What is required
In the records below, some lines hold the word "endlich". Copy each of those lines.

Given records below:

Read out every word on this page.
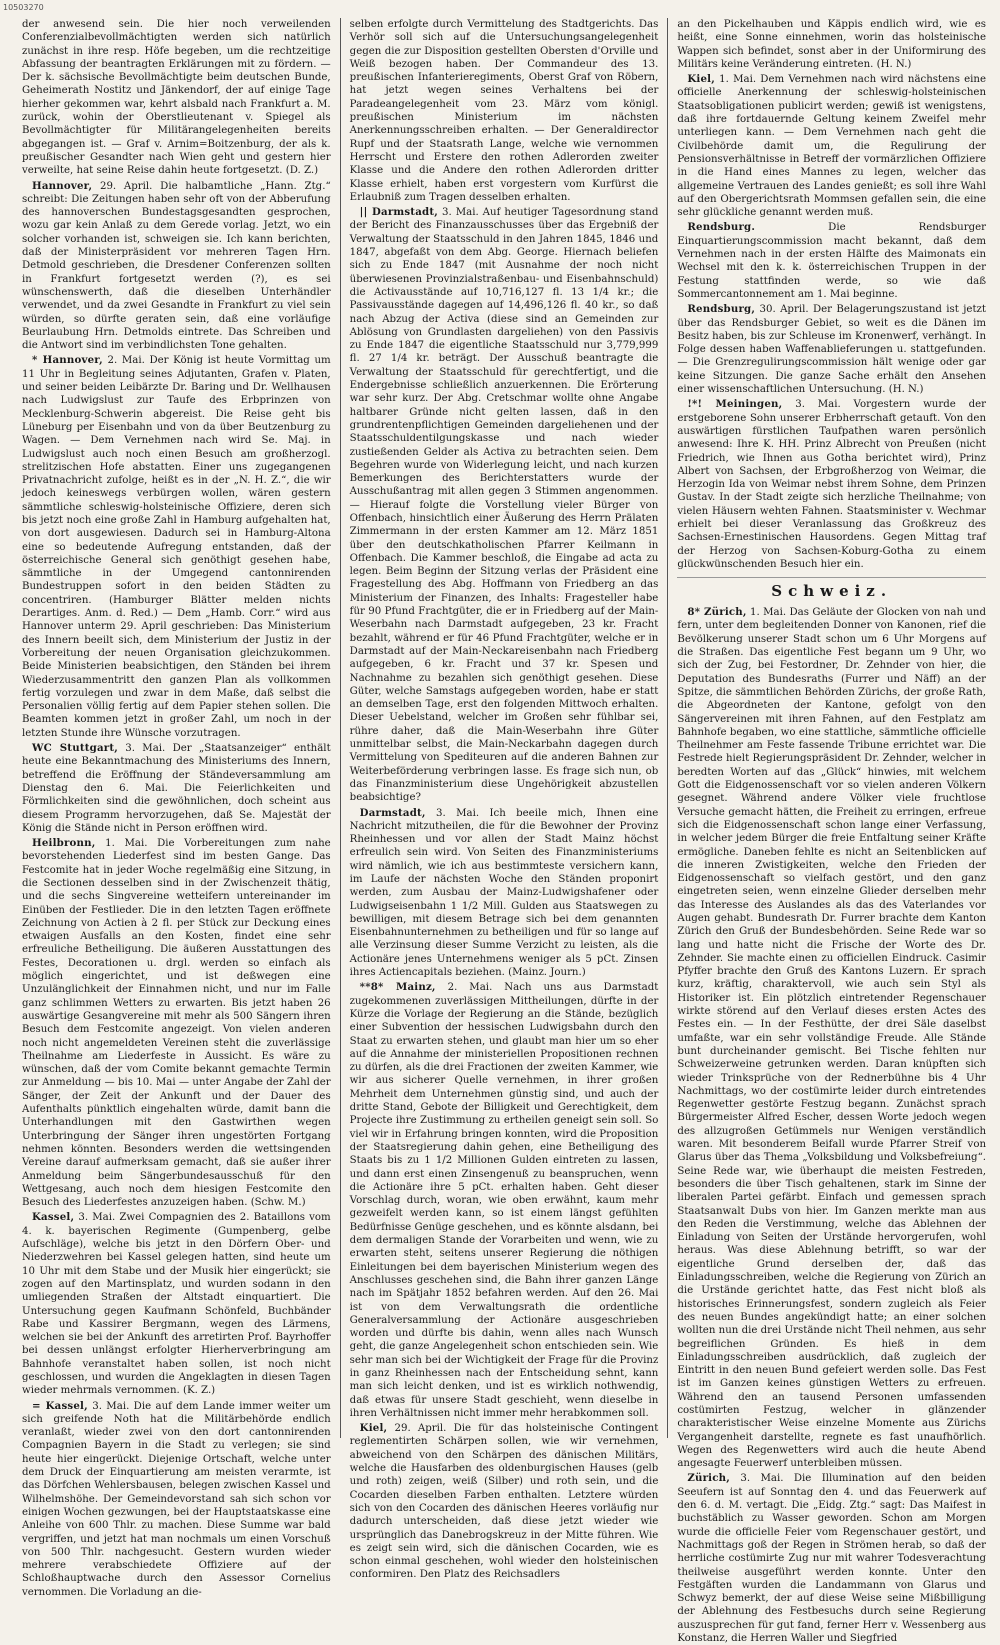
10503270

der anwesend sein. Die hier noch verweilenden Conferenzialbevollmächtigten werden sich natürlich zunächst in ihre resp. Höfe begeben, um die rechtzeitige Abfassung der beantragten Erklärungen mit zu fördern. — Der k. sächsische Bevollmächtigte beim deutschen Bunde, Geheimerath Nostitz und Jänkendorf, der auf einige Tage hierher gekommen war, kehrt alsbald nach Frankfurt a. M. zurück, wohin der Oberstlieutenant v. Spiegel als Bevollmächtigter für Militärangelegenheiten bereits abgegangen ist. — Graf v. Arnim=Boitzenburg, der als k. preußischer Gesandter nach Wien geht und gestern hier verweilte, hat seine Reise dahin heute fortgesetzt. (D. Z.)

Hannover, 29. April. Die halbamtliche „Hann. Ztg.“ schreibt: Die Zeitungen haben sehr oft von der Abberufung des hannoverschen Bundestagsgesandten gesprochen, wozu gar kein Anlaß zu dem Gerede vorlag. Jetzt, wo ein solcher vorhanden ist, schweigen sie. Ich kann berichten, daß der Ministerpräsident vor mehreren Tagen Hrn. Detmold geschrieben, die Dresdener Conferenzen sollten in Frankfurt fortgesetzt werden (?), es sei wünschenswerth, daß die dieselben Unterhändler verwendet, und da zwei Gesandte in Frankfurt zu viel sein würden, so dürfte geraten sein, daß eine vorläufige Beurlaubung Hrn. Detmolds eintrete. Das Schreiben und die Antwort sind im verbindlichsten Tone gehalten.

* Hannover, 2. Mai. Der König ist heute Vormittag um 11 Uhr in Begleitung seines Adjutanten, Grafen v. Platen, und seiner beiden Leibärzte Dr. Baring und Dr. Wellhausen nach Ludwigslust zur Taufe des Erbprinzen von Mecklenburg-Schwerin abgereist. Die Reise geht bis Lüneburg per Eisenbahn und von da über Beutzenburg zu Wagen. — Dem Vernehmen nach wird Se. Maj. in Ludwigslust auch noch einen Besuch am großherzogl. strelitzischen Hofe abstatten. Einer uns zugegangenen Privatnachricht zufolge, heißt es in der „N. H. Z.“, die wir jedoch keineswegs verbürgen wollen, wären gestern sämmtliche schleswig-holsteinische Offiziere, deren sich bis jetzt noch eine große Zahl in Hamburg aufgehalten hat, von dort ausgewiesen. Dadurch sei in Hamburg-Altona eine so bedeutende Aufregung entstanden, daß der österreichische General sich genöthigt gesehen habe, sämmtliche in der Umgegend cantonnirenden Bundestruppen sofort in den beiden Städten zu concentriren. (Hamburger Blätter melden nichts Derartiges. Anm. d. Red.) — Dem „Hamb. Corr.“ wird aus Hannover unterm 29. April geschrieben: Das Ministerium des Innern beeilt sich, dem Ministerium der Justiz in der Vorbereitung der neuen Organisation gleichzukommen. Beide Ministerien beabsichtigen, den Ständen bei ihrem Wiederzusammentritt den ganzen Plan als vollkommen fertig vorzulegen und zwar in dem Maße, daß selbst die Personalien völlig fertig auf dem Papier stehen sollen. Die Beamten kommen jetzt in großer Zahl, um noch in der letzten Stunde ihre Wünsche vorzutragen.

WC Stuttgart, 3. Mai. Der „Staatsanzeiger“ enthält heute eine Bekanntmachung des Ministeriums des Innern, betreffend die Eröffnung der Ständeversammlung am Dienstag den 6. Mai. Die Feierlichkeiten und Förmlichkeiten sind die gewöhnlichen, doch scheint aus diesem Programm hervorzugehen, daß Se. Majestät der König die Stände nicht in Person eröffnen wird.

Heilbronn, 1. Mai. Die Vorbereitungen zum nahe bevorstehenden Liederfest sind im besten Gange. Das Festcomite hat in jeder Woche regelmäßig eine Sitzung, in die Sectionen desselben sind in der Zwischenzeit thätig, und die sechs Singvereine wetteifern untereinander im Einüben der Festlieder. Die in den letzten Tagen eröffnete Zeichnung von Actien à 2 fl. per Stück zur Deckung eines etwaigen Ausfalls an den Kosten, findet eine sehr erfreuliche Betheiligung. Die äußeren Ausstattungen des Festes, Decorationen u. drgl. werden so einfach als möglich eingerichtet, und ist deßwegen eine Unzulänglichkeit der Einnahmen nicht, und nur im Falle ganz schlimmen Wetters zu erwarten. Bis jetzt haben 26 auswärtige Gesangvereine mit mehr als 500 Sängern ihren Besuch dem Festcomite angezeigt. Von vielen anderen noch nicht angemeldeten Vereinen steht die zuverlässige Theilnahme am Liederfeste in Aussicht. Es wäre zu wünschen, daß der vom Comite bekannt gemachte Termin zur Anmeldung — bis 10. Mai — unter Angabe der Zahl der Sänger, der Zeit der Ankunft und der Dauer des Aufenthalts pünktlich eingehalten würde, damit bann die Unterhandlungen mit den Gastwirthen wegen Unterbringung der Sänger ihren ungestörten Fortgang nehmen könnten. Besonders werden die wettsingenden Vereine darauf aufmerksam gemacht, daß sie außer ihrer Anmeldung beim Sängerbundesausschuß für den Wettgesang, auch noch dem hiesigen Festcomite den Besuch des Liederfestes anzuzeigen haben. (Schw. M.)

Kassel, 3. Mai. Zwei Compagnien des 2. Bataillons vom 4. k. bayerischen Regimente (Gumpenberg, gelbe Aufschläge), welche bis jetzt in den Dörfern Ober- und Niederzwehren bei Kassel gelegen hatten, sind heute um 10 Uhr mit dem Stabe und der Musik hier eingerückt; sie zogen auf den Martinsplatz, und wurden sodann in den umliegenden Straßen der Altstadt einquartiert. Die Untersuchung gegen Kaufmann Schönfeld, Buchbänder Rabe und Kassirer Bergmann, wegen des Lärmens, welchen sie bei der Ankunft des arretirten Prof. Bayrhoffer bei dessen unlängst erfolgter Hierherverbringung am Bahnhofe veranstaltet haben sollen, ist noch nicht geschlossen, und wurden die Angeklagten in diesen Tagen wieder mehrmals vernommen. (K. Z.)

= Kassel, 3. Mai. Die auf dem Lande immer weiter um sich greifende Noth hat die Militärbehörde endlich veranlaßt, wieder zwei von den dort cantonnirenden Compagnien Bayern in die Stadt zu verlegen; sie sind heute hier eingerückt. Diejenige Ortschaft, welche unter dem Druck der Einquartierung am meisten verarmte, ist das Dörfchen Wehlersbausen, belegen zwischen Kassel und Wilhelmshöhe. Der Gemeindevorstand sah sich schon vor einigen Wochen gezwungen, bei der Hauptstaatskasse eine Anleihe von 600 Thlr. zu machen. Diese Summe war bald vergriffen, und jetzt hat man nochmals um einen Vorschuß von 500 Thlr. nachgesucht. Gestern wurden wieder mehrere verabschiedete Offiziere auf der Schloßhauptwache durch den Assessor Cornelius vernommen. Die Vorladung an die-

selben erfolgte durch Vermittelung des Stadtgerichts. Das Verhör soll sich auf die Untersuchungsangelegenheit gegen die zur Disposition gestellten Obersten d'Orville und Weiß bezogen haben. Der Commandeur des 13. preußischen Infanterieregiments, Oberst Graf von Röbern, hat jetzt wegen seines Verhaltens bei der Paradeangelegenheit vom 23. März vom königl. preußischen Ministerium im nächsten Anerkennungsschreiben erhalten. — Der Generaldirector Rupf und der Staatsrath Lange, welche wie vernommen Herrscht und Erstere den rothen Adlerorden zweiter Klasse und die Andere den rothen Adlerorden dritter Klasse erhielt, haben erst vorgestern vom Kurfürst die Erlaubniß zum Tragen desselben erhalten.

|| Darmstadt, 3. Mai. Auf heutiger Tagesordnung stand der Bericht des Finanzausschusses über das Ergebniß der Verwaltung der Staatsschuld in den Jahren 1845, 1846 und 1847, abgefaßt von dem Abg. George. Hiernach beliefen sich zu Ende 1847 (mit Ausnahme der noch nicht überwiesenen Provinzialstraßenbau- und Eisenbahnschuld) die Activausstände auf 10,716,127 fl. 13 1/4 kr.; die Passivausstände dagegen auf 14,496,126 fl. 40 kr., so daß nach Abzug der Activa (diese sind an Gemeinden zur Ablösung von Grundlasten dargeliehen) von den Passivis zu Ende 1847 die eigentliche Staatsschuld nur 3,779,999 fl. 27 1/4 kr. beträgt. Der Ausschuß beantragte die Verwaltung der Staatsschuld für gerechtfertigt, und die Endergebnisse schließlich anzuerkennen. Die Erörterung war sehr kurz. Der Abg. Cretschmar wollte ohne Angabe haltbarer Gründe nicht gelten lassen, daß in den grundrentenpflichtigen Gemeinden dargeliehenen und der Staatsschuldentilgungskasse und nach wieder zustießenden Gelder als Activa zu betrachten seien. Dem Begehren wurde von Widerlegung leicht, und nach kurzen Bemerkungen des Berichterstatters wurde der Ausschußantrag mit allen gegen 3 Stimmen angenommen. — Hierauf folgte die Vorstellung vieler Bürger von Offenbach, hinsichtlich einer Äußerung des Herrn Prälaten Zimmermann in der ersten Kammer am 12. März 1851 über den deutschkatholischen Pfarrer Keilmann in Offenbach. Die Kammer beschloß, die Eingabe ad acta zu legen. Beim Beginn der Sitzung verlas der Präsident eine Fragestellung des Abg. Hoffmann von Friedberg an das Ministerium der Finanzen, des Inhalts: Fragesteller habe für 90 Pfund Frachtgüter, die er in Friedberg auf der Main-Weserbahn nach Darmstadt aufgegeben, 23 kr. Fracht bezahlt, während er für 46 Pfund Frachtgüter, welche er in Darmstadt auf der Main-Neckareisenbahn nach Friedberg aufgegeben, 6 kr. Fracht und 37 kr. Spesen und Nachnahme zu bezahlen sich genöthigt gesehen. Diese Güter, welche Samstags aufgegeben worden, habe er statt an demselben Tage, erst den folgenden Mittwoch erhalten. Dieser Uebelstand, welcher im Großen sehr fühlbar sei, rühre daher, daß die Main-Weserbahn ihre Güter unmittelbar selbst, die Main-Neckarbahn dagegen durch Vermittelung von Spediteuren auf die anderen Bahnen zur Weiterbeförderung verbringen lasse. Es frage sich nun, ob das Finanzministerium diese Ungehörigkeit abzustellen beabsichtige?

Darmstadt, 3. Mai. Ich beeile mich, Ihnen eine Nachricht mitzutheilen, die für die Bewohner der Provinz Rheinhessen und vor allen der Stadt Mainz höchst erfreulich sein wird. Von Seiten des Finanzministeriums wird nämlich, wie ich aus bestimmteste versichern kann, im Laufe der nächsten Woche den Ständen proponirt werden, zum Ausbau der Mainz-Ludwigshafener oder Ludwigseisenbahn 1 1/2 Mill. Gulden aus Staatswegen zu bewilligen, mit diesem Betrage sich bei dem genannten Eisenbahnunternehmen zu betheiligen und für so lange auf alle Verzinsung dieser Summe Verzicht zu leisten, als die Actionäre jenes Unternehmens weniger als 5 pCt. Zinsen ihres Actiencapitals beziehen. (Mainz. Journ.)

**8* Mainz, 2. Mai. Nach uns aus Darmstadt zugekommenen zuverlässigen Mittheilungen, dürfte in der Kürze die Vorlage der Regierung an die Stände, bezüglich einer Subvention der hessischen Ludwigsbahn durch den Staat zu erwarten stehen, und glaubt man hier um so eher auf die Annahme der ministeriellen Propositionen rechnen zu dürfen, als die drei Fractionen der zweiten Kammer, wie wir aus sicherer Quelle vernehmen, in ihrer großen Mehrheit dem Unternehmen günstig sind, und auch der dritte Stand, Gebote der Billigkeit und Gerechtigkeit, dem Projecte ihre Zustimmung zu ertheilen geneigt sein soll. So viel wir in Erfahrung bringen konnten, wird die Proposition der Staatsregierung dahin gehen, eine Betheiligung des Staats bis zu 1 1/2 Millionen Gulden eintreten zu lassen, und dann erst einen Zinsengenuß zu beanspruchen, wenn die Actionäre ihre 5 pCt. erhalten haben. Geht dieser Vorschlag durch, woran, wie oben erwähnt, kaum mehr gezweifelt werden kann, so ist einem längst gefühlten Bedürfnisse Genüge geschehen, und es könnte alsdann, bei dem dermaligen Stande der Vorarbeiten und wenn, wie zu erwarten steht, seitens unserer Regierung die nöthigen Einleitungen bei dem bayerischen Ministerium wegen des Anschlusses geschehen sind, die Bahn ihrer ganzen Länge nach im Spätjahr 1852 befahren werden. Auf den 26. Mai ist von dem Verwaltungsrath die ordentliche Generalversammlung der Actionäre ausgeschrieben worden und dürfte bis dahin, wenn alles nach Wunsch geht, die ganze Angelegenheit schon entschieden sein. Wie sehr man sich bei der Wichtigkeit der Frage für die Provinz in ganz Rheinhessen nach der Entscheidung sehnt, kann man sich leicht denken, und ist es wirklich nothwendig, daß etwas für unsere Stadt geschieht, wenn dieselbe in ihren Verhältnissen nicht immer mehr herabkommen soll.

Kiel, 29. April. Die für das holsteinische Contingent reglementirten Schärpen sollen, wie wir vernehmen, abweichend von den Schärpen des dänischen Militärs, welche die Hausfarben des oldenburgischen Hauses (gelb und roth) zeigen, weiß (Silber) und roth sein, und die Cocarden dieselben Farben enthalten. Letztere würden sich von den Cocarden des dänischen Heeres vorläufig nur dadurch unterscheiden, daß diese jetzt wieder wie ursprünglich das Danebrogskreuz in der Mitte führen. Wie es zeigt sein wird, sich die dänischen Cocarden, wie es schon einmal geschehen, wohl wieder den holsteinischen conformiren. Den Platz des Reichsadlers

an den Pickelhauben und Käppis endlich wird, wie es heißt, eine Sonne einnehmen, worin das holsteinische Wappen sich befindet, sonst aber in der Uniformirung des Militärs keine Veränderung eintreten. (H. N.)

Kiel, 1. Mai. Dem Vernehmen nach wird nächstens eine officielle Anerkennung der schleswig-holsteinischen Staatsobligationen publicirt werden; gewiß ist wenigstens, daß ihre fortdauernde Geltung keinem Zweifel mehr unterliegen kann. — Dem Vernehmen nach geht die Civilbehörde damit um, die Regulirung der Pensionsverhältnisse in Betreff der vormärzlichen Offiziere in die Hand eines Mannes zu legen, welcher das allgemeine Vertrauen des Landes genießt; es soll ihre Wahl auf den Obergerichtsrath Mommsen gefallen sein, die eine sehr glückliche genannt werden muß.

Rendsburg.	Die Rendsburger Einquartierungscommission macht bekannt, daß dem Vernehmen nach in der ersten Hälfte des Maimonats ein Wechsel mit den k. k. österreichischen Truppen in der Festung stattfinden werde, so wie daß Sommercantonnement am 1. Mai beginne.

Rendsburg, 30. April. Der Belagerungszustand ist jetzt über das Rendsburger Gebiet, so weit es die Dänen im Besitz haben, bis zur Schleuse im Kronenwerf, verhängt. In Folge dessen haben Waffenablieferungen u. stattgefunden. — Die Grenzregulirungscommission hält wenige oder gar keine Sitzungen. Die ganze Sache erhält den Ansehen einer wissenschaftlichen Untersuchung. (H. N.)

!*! Meiningen, 3. Mai. Vorgestern wurde der erstgeborene Sohn unserer Erbherrschaft getauft. Von den auswärtigen fürstlichen Taufpathen waren persönlich anwesend: Ihre K. HH. Prinz Albrecht von Preußen (nicht Friedrich, wie Ihnen aus Gotha berichtet wird), Prinz Albert von Sachsen, der Erbgroßherzog von Weimar, die Herzogin Ida von Weimar nebst ihrem Sohne, dem Prinzen Gustav. In der Stadt zeigte sich herzliche Theilnahme; von vielen Häusern wehten Fahnen. Staatsminister v. Wechmar erhielt bei dieser Veranlassung das Großkreuz des Sachsen-Ernestinischen Hausordens. Gegen Mittag traf der Herzog von Sachsen-Koburg-Gotha zu einem glückwünschenden Besuch hier ein.

Schweiz.

8* Zürich, 1. Mai. Das Geläute der Glocken von nah und fern, unter dem begleitenden Donner von Kanonen, rief die Bevölkerung unserer Stadt schon um 6 Uhr Morgens auf die Straßen. Das eigentliche Fest begann um 9 Uhr, wo sich der Zug, bei Festordner, Dr. Zehnder von hier, die Deputation des Bundesraths (Furrer und Näff) an der Spitze, die sämmtlichen Behörden Zürichs, der große Rath, die Abgeordneten der Kantone, gefolgt von den Sängervereinen mit ihren Fahnen, auf den Festplatz am Bahnhofe begaben, wo eine stattliche, sämmtliche officielle Theilnehmer am Feste fassende Tribune errichtet war. Die Festrede hielt Regierungspräsident Dr. Zehnder, welcher in beredten Worten auf das „Glück“ hinwies, mit welchem Gott die Eidgenossenschaft vor so vielen anderen Völkern gesegnet. Während andere Völker viele fruchtlose Versuche gemacht hätten, die Freiheit zu erringen, erfreue sich die Eidgenossenschaft schon lange einer Verfassung, in welcher jedem Bürger die freie Entfaltung seiner Kräfte ermögliche. Daneben fehlte es nicht an Seitenblicken auf die inneren Zwistigkeiten, welche den Frieden der Eidgenossenschaft so vielfach gestört, und den ganz eingetreten seien, wenn einzelne Glieder derselben mehr das Interesse des Auslandes als das des Vaterlandes vor Augen gehabt. Bundesrath Dr. Furrer brachte dem Kanton Zürich den Gruß der Bundesbehörden. Seine Rede war so lang und hatte nicht die Frische der Worte des Dr. Zehnder. Sie machte einen zu officiellen Eindruck. Casimir Pfyffer brachte den Gruß des Kantons Luzern. Er sprach kurz, kräftig, charaktervoll, wie auch sein Styl als Historiker ist. Ein plötzlich eintretender Regenschauer wirkte störend auf den Verlauf dieses ersten Actes des Festes ein. — In der Festhütte, der drei Säle daselbst umfaßte, war ein sehr vollständige Freude. Alle Stände bunt durcheinander gemischt. Bei Tische fehlten nur Schweizerweine getrunken werden. Daran knüpften sich wieder Trinksprüche von der Rednerbühne bis 4 Uhr Nachmittags, wo der costümirte leider durch eintretendes Regenwetter gestörte Festzug begann. Zunächst sprach Bürgermeister Alfred Escher, dessen Worte jedoch wegen des allzugroßen Getümmels nur Wenigen verständlich waren. Mit besonderem Beifall wurde Pfarrer Streif von Glarus über das Thema „Volksbildung und Volksbefreiung“. Seine Rede war, wie überhaupt die meisten Festreden, besonders die über Tisch gehaltenen, stark im Sinne der liberalen Partei gefärbt. Einfach und gemessen sprach Staatsanwalt Dubs von hier. Im Ganzen merkte man aus den Reden die Verstimmung, welche das Ablehnen der Einladung von Seiten der Urstände hervorgerufen, wohl heraus. Was diese Ablehnung betrifft, so war der eigentliche Grund derselben der, daß das Einladungsschreiben, welche die Regierung von Zürich an die Urstände gerichtet hatte, das Fest nicht bloß als historisches Erinnerungsfest, sondern zugleich als Feier des neuen Bundes angekündigt hatte; an einer solchen wollten nun die drei Urstände nicht Theil nehmen, aus sehr begreiflichen Gründen. Es hieß in dem Einladungsschreiben ausdrücklich, daß zugleich der Eintritt in den neuen Bund gefeiert werden solle. Das Fest ist im Ganzen keines günstigen Wetters zu erfreuen. Während den an tausend Personen umfassenden costümirten Festzug, welcher in glänzender charakteristischer Weise einzelne Momente aus Zürichs Vergangenheit darstellte, regnete es fast unaufhörlich. Wegen des Regenwetters wird auch die heute Abend angesagte Feuerwerf unterbleiben müssen.

Zürich, 3. Mai. Die Illumination auf den beiden Seeufern ist auf Sonntag den 4. und das Feuerwerk auf den 6. d. M. vertagt. Die „Eidg. Ztg.“ sagt: Das Maifest in buchstäblich zu Wasser geworden. Schon am Morgen wurde die officielle Feier vom Regenschauer gestört, und Nachmittags goß der Regen in Strömen herab, so daß der herrliche costümirte Zug nur mit wahrer Todesverachtung theilweise ausgeführt werden konnte. Unter den Festgäften wurden die Landammann von Glarus und Schwyz bemerkt, der auf diese Weise seine Mißbilligung der Ablehnung des Festbesuchs durch seine Regierung auszusprechen für gut fand, ferner Herr v. Wessenberg aus Konstanz, die Herren Waller und Siegfried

End of Given records.

Solution to this task
= Kassel, 3. Mai. Die auf dem Lande immer weiter um sich greifende Noth hat die Militärbehörde endlich veranlaßt, wieder zwei von den dort cantonnirenden Compagnien Bayern in die Stadt zu verlegen; sie sind heute hier eingerückt. Diejenige Ortschaft, welche unter dem Druck der Einquartierung am meisten verarmte, ist das Dörfchen Wehlersbausen, belegen zwischen Kassel und Wilhelmshöhe. Der Gemeindevorstand sah sich schon vor einigen Wochen gezwungen, bei der Hauptstaatskasse eine Anleihe von 600 Thlr. zu machen. Diese Summe war bald vergriffen, und jetzt hat man nochmals um einen Vorschuß von 500 Thlr. nachgesucht. Gestern wurden wieder mehrere verabschiedete Offiziere auf der Schloßhauptwache durch den Assessor Cornelius vernommen. Die Vorladung an die-
an den Pickelhauben und Käppis endlich wird, wie es heißt, eine Sonne einnehmen, worin das holsteinische Wappen sich befindet, sonst aber in der Uniformirung des Militärs keine Veränderung eintreten. (H. N.)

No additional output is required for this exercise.